__DATASET EXTRACT__.
----

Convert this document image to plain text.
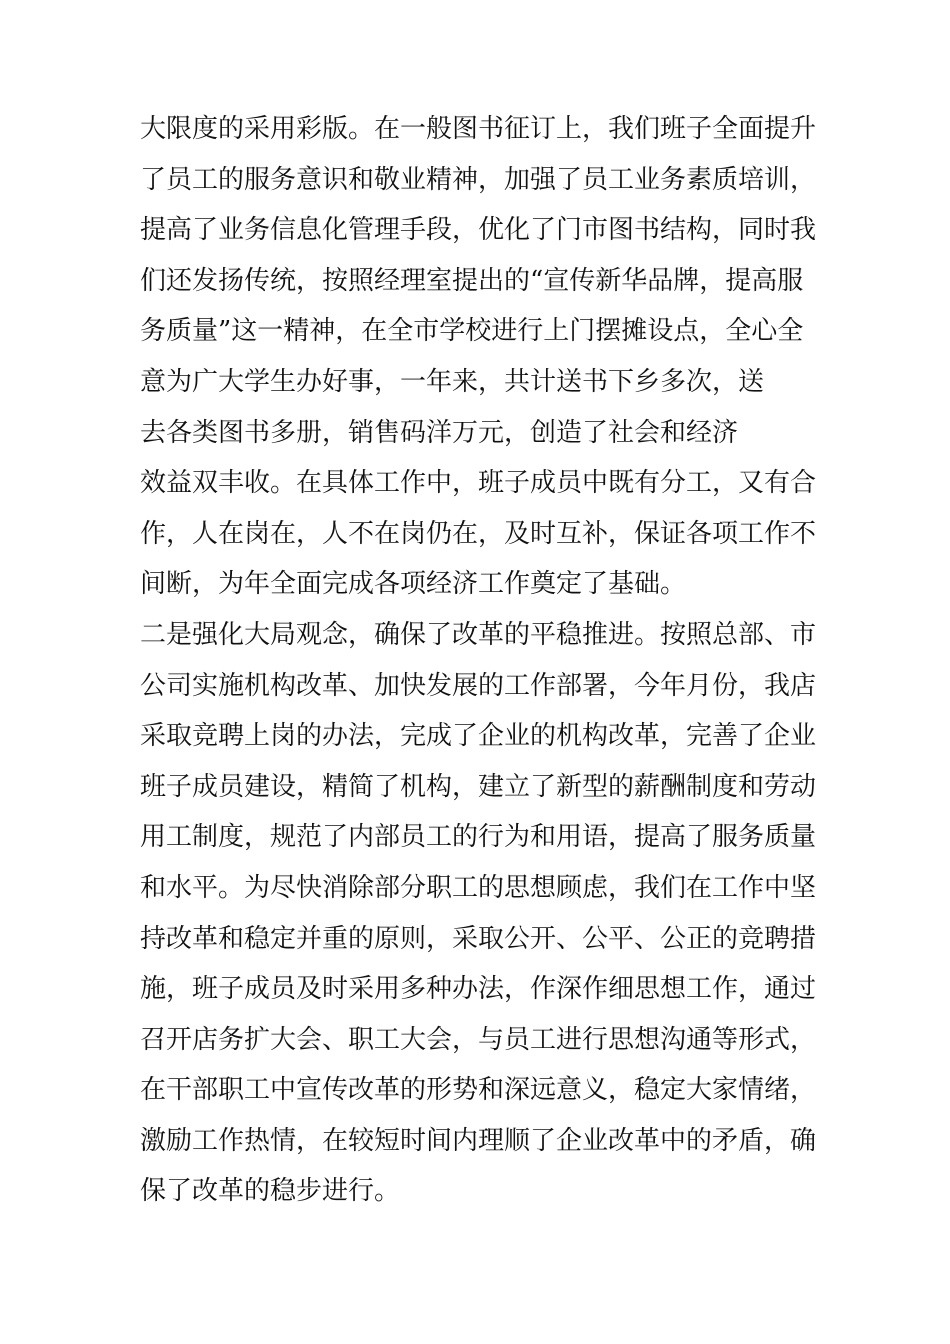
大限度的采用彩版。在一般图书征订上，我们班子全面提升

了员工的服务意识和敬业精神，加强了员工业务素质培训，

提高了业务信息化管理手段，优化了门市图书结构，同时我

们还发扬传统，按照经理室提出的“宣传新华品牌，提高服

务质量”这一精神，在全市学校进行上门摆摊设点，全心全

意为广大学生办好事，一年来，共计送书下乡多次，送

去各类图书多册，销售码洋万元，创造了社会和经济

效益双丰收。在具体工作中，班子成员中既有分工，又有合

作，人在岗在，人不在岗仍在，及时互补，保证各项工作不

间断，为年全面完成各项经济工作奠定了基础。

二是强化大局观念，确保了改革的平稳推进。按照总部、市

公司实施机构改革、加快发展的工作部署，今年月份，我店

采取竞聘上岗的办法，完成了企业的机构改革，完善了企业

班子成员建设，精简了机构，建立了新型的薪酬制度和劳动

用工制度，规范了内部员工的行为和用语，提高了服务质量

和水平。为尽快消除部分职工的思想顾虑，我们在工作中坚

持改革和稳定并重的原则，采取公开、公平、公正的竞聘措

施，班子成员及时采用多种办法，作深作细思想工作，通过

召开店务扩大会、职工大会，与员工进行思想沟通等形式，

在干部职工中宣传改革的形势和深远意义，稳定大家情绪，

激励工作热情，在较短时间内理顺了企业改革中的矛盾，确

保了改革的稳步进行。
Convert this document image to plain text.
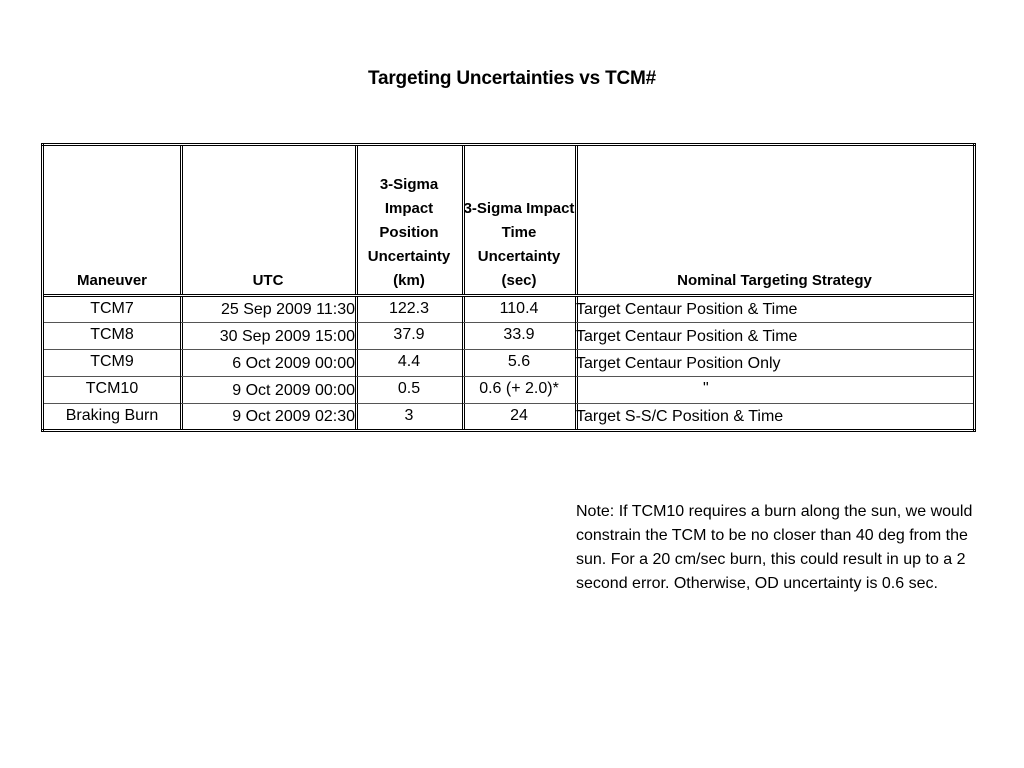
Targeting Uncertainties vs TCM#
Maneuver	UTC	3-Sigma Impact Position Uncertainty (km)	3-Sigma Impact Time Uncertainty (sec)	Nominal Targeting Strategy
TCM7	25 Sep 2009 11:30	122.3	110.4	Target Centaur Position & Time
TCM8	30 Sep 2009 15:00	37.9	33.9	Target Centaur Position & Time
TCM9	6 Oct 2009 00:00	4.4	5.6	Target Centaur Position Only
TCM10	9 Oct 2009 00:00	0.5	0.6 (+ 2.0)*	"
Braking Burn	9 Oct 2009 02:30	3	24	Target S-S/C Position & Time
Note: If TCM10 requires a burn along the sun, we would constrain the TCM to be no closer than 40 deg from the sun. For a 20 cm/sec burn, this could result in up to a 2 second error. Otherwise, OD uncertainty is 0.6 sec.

----

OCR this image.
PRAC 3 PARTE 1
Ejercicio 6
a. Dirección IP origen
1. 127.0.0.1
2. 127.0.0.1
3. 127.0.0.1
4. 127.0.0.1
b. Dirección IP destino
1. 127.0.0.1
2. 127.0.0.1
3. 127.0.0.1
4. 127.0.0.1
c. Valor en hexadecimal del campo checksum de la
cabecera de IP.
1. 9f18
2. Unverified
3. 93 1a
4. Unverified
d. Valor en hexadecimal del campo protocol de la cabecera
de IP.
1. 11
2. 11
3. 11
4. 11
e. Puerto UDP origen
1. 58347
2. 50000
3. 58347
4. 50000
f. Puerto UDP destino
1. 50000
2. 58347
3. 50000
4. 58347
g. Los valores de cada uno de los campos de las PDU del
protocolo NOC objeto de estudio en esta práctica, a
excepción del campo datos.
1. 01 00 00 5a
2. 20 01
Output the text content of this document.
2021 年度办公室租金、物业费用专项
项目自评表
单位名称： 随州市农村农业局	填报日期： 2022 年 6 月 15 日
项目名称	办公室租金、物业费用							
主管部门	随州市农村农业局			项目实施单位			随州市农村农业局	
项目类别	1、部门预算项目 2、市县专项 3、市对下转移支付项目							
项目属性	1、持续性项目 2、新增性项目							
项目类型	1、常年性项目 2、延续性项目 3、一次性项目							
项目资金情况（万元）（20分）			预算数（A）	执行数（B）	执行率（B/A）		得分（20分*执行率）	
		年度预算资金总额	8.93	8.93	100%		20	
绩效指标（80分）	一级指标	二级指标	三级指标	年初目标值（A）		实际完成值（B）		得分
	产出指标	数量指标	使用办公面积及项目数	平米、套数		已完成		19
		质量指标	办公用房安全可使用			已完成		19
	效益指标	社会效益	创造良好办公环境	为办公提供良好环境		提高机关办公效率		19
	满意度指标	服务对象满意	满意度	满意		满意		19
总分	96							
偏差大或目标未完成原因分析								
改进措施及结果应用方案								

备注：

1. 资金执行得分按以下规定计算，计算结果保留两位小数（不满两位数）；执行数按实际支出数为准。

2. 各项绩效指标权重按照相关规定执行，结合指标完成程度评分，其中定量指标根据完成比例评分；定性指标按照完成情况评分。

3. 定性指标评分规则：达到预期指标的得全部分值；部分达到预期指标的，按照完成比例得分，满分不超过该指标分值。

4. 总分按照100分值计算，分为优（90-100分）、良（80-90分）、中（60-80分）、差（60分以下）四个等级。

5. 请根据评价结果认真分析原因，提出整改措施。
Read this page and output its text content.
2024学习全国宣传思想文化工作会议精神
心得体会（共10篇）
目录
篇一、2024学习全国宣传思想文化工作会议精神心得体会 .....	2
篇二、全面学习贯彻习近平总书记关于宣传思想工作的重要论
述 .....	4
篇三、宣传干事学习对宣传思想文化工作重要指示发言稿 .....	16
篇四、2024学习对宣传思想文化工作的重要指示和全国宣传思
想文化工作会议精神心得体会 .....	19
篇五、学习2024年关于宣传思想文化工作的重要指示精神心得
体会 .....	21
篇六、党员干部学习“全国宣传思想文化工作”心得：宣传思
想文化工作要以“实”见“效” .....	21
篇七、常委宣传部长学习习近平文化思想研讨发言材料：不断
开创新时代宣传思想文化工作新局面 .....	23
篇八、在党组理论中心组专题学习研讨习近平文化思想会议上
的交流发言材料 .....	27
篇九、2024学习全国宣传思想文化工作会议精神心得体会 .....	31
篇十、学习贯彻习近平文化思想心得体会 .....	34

----

__EXERCISE DESCRIPTION__. Go through the entries and return each line where the word "hexadecimal" appears.

__RESULT__.
c. Valor en hexadecimal del campo checksum de la
d. Valor en hexadecimal del campo protocol de la cabecera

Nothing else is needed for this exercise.